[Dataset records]
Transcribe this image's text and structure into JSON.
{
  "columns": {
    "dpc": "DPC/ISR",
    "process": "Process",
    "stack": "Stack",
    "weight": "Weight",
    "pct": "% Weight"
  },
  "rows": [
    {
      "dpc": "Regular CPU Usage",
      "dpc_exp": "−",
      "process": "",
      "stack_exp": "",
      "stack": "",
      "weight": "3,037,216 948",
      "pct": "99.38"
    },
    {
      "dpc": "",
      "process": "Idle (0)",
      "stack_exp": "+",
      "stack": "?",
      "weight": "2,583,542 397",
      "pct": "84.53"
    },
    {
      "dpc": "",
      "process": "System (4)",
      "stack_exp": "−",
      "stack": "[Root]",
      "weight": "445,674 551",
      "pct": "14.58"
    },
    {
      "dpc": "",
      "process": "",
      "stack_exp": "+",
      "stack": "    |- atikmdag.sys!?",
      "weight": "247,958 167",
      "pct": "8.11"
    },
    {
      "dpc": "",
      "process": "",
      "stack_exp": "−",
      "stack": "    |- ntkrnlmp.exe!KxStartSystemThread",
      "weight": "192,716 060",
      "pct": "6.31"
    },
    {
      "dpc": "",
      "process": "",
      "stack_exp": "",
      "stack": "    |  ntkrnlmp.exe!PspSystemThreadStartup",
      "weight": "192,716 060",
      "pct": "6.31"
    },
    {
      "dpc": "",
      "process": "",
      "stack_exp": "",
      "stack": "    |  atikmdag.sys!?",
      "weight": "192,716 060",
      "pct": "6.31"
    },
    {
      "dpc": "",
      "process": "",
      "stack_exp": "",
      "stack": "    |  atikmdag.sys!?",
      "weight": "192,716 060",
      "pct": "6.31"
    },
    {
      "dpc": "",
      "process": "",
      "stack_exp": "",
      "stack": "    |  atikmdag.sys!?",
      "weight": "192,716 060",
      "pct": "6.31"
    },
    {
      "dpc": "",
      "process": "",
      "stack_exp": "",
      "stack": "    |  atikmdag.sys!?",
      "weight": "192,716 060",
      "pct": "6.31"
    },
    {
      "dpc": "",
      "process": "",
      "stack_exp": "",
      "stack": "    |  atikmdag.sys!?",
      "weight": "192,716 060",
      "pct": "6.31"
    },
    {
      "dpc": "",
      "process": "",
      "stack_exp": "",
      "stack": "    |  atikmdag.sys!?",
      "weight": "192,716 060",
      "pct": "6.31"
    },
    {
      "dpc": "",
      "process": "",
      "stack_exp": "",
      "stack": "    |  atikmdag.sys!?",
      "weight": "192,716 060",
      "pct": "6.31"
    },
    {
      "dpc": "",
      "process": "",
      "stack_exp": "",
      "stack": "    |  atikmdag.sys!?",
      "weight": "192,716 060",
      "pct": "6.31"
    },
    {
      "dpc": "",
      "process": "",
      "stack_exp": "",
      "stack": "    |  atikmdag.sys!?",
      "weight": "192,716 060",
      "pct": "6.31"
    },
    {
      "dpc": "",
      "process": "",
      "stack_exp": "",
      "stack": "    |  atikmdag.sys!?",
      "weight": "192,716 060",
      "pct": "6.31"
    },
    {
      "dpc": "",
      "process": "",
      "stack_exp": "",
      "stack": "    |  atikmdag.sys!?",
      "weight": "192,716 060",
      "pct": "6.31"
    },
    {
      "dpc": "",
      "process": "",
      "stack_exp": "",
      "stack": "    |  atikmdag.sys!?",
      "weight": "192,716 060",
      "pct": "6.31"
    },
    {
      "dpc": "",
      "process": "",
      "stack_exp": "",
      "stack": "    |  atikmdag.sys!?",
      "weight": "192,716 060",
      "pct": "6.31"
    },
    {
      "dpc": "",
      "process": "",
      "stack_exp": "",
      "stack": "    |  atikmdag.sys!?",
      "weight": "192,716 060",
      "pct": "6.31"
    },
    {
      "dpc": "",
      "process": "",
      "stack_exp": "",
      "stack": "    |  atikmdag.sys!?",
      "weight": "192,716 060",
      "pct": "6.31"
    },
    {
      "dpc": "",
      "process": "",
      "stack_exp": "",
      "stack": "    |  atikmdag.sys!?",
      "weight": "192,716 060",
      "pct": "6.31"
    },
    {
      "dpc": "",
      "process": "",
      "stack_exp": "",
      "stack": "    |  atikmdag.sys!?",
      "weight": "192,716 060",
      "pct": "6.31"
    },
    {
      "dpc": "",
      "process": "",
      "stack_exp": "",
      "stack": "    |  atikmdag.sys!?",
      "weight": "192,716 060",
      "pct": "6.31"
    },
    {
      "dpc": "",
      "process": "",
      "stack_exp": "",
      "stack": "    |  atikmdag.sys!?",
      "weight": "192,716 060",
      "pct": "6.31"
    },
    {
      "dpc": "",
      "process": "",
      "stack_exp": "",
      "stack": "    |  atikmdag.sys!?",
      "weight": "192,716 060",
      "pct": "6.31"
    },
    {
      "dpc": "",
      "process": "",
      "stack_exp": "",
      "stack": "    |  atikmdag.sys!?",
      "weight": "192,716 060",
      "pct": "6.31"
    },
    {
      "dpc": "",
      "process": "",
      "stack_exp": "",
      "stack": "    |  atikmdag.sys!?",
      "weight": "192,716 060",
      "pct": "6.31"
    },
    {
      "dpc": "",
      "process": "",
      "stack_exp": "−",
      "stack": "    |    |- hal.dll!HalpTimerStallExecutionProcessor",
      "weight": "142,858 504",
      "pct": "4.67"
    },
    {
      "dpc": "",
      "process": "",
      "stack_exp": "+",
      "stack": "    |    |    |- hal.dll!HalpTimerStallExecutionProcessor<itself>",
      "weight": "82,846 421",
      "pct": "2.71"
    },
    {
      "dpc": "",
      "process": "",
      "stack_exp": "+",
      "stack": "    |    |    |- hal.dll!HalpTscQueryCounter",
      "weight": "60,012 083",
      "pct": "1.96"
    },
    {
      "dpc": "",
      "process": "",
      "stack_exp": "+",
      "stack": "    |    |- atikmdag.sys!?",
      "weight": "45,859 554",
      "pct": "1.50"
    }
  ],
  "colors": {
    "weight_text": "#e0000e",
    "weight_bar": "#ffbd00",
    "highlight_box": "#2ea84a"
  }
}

■ What the exercise asks: Pull every line containing "HalpTimerStallExecutionProcessor" out of the data above.

■ Answer to this exercise:
      "stack": "    |    |- hal.dll!HalpTimerStallExecutionProcessor",
      "stack": "    |    |    |- hal.dll!HalpTimerStallExecutionProcessor<itself>",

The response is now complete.